SUPPLIED MATERIAL

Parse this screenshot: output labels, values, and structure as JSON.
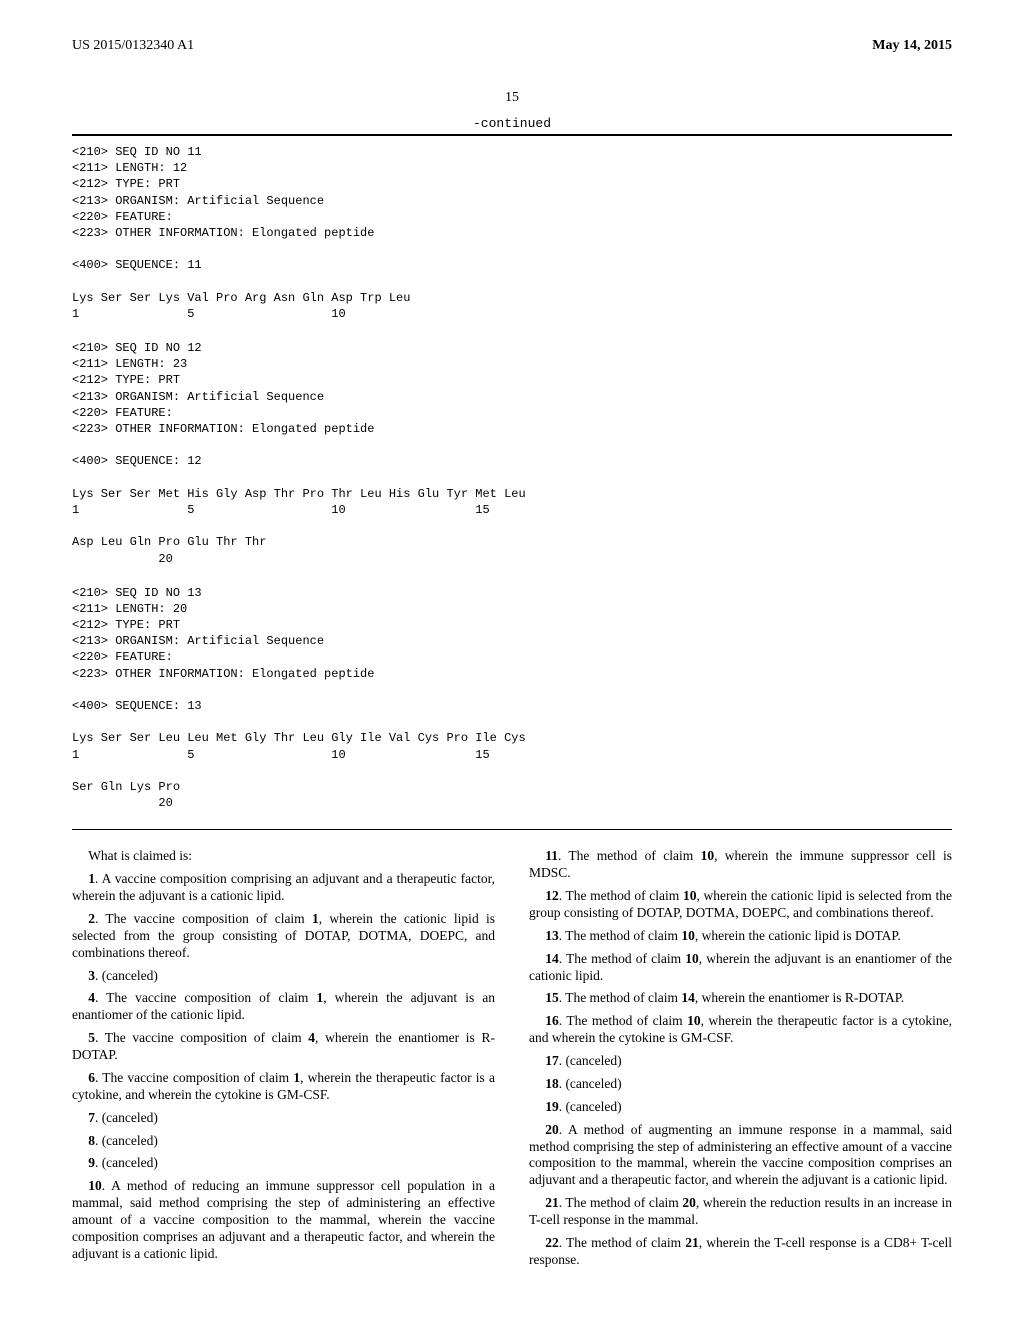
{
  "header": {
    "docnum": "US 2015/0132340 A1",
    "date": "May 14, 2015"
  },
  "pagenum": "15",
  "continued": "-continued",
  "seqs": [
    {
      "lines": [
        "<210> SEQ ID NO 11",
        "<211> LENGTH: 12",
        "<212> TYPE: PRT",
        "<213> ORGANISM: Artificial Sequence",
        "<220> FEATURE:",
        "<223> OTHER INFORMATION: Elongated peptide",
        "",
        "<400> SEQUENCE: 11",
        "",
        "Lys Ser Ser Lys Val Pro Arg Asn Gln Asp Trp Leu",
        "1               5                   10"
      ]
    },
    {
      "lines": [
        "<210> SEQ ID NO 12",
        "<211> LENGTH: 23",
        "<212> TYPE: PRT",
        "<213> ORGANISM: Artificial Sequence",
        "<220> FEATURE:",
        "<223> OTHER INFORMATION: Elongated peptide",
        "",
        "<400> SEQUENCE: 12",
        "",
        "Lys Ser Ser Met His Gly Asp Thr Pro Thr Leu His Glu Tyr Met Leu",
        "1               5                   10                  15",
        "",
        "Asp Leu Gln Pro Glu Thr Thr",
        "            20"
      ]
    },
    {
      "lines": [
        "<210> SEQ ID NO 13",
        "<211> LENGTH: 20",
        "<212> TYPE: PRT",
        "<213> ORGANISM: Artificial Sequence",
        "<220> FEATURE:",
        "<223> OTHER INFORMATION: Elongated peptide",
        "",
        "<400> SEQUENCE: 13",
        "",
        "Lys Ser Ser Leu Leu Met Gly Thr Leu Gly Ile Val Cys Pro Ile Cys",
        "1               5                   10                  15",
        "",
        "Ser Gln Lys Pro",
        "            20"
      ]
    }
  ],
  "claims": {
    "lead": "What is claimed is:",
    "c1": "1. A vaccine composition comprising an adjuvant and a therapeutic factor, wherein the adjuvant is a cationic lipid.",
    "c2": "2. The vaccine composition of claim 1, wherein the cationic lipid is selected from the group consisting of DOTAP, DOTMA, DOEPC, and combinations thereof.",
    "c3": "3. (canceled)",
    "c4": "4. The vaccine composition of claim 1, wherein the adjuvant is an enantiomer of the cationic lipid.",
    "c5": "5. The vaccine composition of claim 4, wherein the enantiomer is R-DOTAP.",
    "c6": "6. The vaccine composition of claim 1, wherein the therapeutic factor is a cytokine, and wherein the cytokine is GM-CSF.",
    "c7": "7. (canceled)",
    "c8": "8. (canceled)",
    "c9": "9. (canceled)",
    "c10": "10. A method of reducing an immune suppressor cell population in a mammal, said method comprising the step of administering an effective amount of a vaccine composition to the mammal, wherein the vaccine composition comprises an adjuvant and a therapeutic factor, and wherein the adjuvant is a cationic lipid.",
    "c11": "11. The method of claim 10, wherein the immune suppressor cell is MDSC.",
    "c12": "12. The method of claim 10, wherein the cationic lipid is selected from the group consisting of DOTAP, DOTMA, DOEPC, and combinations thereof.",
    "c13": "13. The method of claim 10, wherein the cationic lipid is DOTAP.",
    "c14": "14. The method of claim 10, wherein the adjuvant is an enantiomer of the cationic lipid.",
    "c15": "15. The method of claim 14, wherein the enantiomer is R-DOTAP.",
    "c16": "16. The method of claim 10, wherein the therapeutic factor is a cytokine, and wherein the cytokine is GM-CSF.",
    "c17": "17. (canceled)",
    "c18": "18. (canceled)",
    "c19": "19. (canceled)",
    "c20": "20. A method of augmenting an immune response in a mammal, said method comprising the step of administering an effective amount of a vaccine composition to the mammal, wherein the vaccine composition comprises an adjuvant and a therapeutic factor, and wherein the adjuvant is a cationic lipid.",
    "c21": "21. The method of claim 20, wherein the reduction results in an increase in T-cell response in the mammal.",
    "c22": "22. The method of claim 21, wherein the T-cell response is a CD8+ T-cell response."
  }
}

---

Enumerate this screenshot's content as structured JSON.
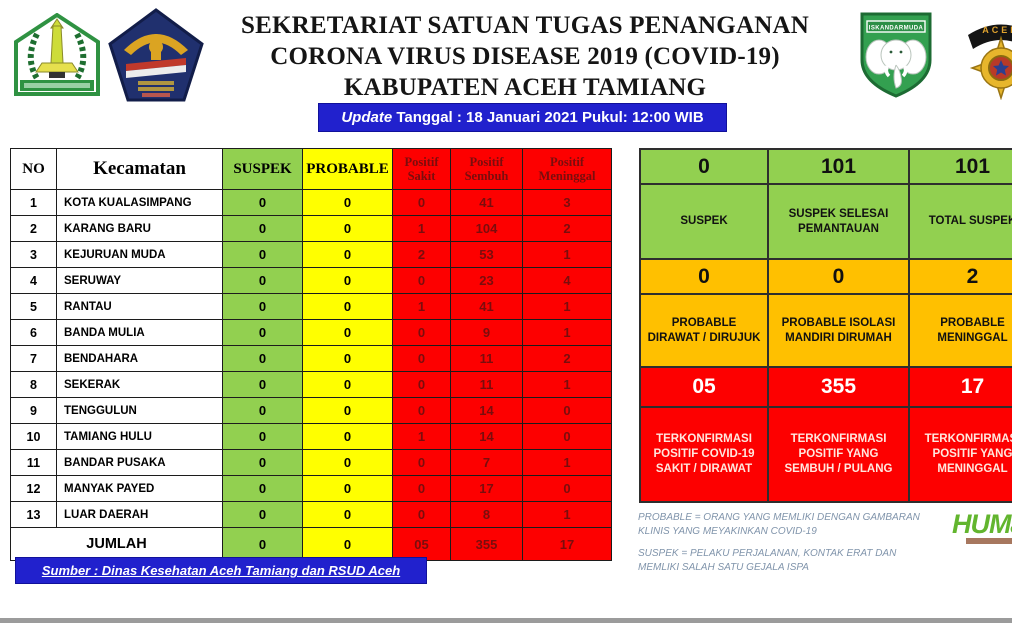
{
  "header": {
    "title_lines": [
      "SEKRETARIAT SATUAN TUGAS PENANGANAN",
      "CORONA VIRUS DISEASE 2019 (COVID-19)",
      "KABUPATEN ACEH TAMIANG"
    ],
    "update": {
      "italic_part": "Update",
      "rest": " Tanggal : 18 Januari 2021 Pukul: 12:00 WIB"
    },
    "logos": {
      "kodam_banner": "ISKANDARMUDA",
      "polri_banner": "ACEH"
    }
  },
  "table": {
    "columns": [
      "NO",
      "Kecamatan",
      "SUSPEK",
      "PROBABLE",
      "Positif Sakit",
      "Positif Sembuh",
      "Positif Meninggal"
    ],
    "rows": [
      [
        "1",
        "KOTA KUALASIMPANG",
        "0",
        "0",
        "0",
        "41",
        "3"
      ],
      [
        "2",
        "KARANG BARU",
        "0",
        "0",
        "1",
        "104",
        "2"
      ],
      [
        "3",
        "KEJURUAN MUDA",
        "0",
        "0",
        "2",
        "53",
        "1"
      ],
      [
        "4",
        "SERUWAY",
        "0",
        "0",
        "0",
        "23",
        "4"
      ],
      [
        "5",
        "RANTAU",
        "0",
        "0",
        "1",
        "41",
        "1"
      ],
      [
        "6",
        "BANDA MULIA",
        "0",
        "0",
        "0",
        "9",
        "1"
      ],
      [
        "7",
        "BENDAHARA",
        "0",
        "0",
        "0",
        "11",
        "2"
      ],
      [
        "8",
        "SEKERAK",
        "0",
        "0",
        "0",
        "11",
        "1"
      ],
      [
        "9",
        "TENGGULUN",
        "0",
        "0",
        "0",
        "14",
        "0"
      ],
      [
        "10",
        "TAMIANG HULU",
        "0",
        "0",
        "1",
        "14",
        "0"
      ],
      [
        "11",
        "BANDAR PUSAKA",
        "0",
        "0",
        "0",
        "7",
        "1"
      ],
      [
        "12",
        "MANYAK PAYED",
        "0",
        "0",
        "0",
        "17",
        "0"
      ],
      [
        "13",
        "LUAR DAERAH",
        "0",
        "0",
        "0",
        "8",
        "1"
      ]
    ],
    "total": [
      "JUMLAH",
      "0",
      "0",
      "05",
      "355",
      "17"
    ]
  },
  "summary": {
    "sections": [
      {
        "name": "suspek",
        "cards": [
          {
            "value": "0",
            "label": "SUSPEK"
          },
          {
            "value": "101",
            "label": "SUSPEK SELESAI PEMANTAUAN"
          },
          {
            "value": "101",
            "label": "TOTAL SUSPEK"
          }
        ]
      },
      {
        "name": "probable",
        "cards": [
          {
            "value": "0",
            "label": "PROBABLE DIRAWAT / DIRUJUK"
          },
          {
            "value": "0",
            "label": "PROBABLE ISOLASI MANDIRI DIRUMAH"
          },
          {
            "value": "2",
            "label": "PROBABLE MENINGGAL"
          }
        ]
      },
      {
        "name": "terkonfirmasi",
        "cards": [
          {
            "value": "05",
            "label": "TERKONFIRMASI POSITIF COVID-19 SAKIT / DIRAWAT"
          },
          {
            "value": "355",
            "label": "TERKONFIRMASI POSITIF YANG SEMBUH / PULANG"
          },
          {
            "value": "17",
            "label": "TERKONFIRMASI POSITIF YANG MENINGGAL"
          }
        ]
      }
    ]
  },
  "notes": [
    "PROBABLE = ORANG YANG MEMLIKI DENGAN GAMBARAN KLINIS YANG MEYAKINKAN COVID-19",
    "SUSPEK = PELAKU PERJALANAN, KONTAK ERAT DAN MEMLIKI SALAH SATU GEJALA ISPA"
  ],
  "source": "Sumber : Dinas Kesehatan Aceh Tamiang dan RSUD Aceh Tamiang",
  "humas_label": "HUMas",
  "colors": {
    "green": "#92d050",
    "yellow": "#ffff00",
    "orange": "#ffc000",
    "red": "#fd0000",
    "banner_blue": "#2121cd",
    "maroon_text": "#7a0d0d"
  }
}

PROMPT
Which lines above carry the string "screenshot"? Copy those lines.

ANSWER FOR THIS EXERCISE
Parse this screenshot: output labels, values, and structure as JSON.
Enumerate this screenshot's content as structured JSON.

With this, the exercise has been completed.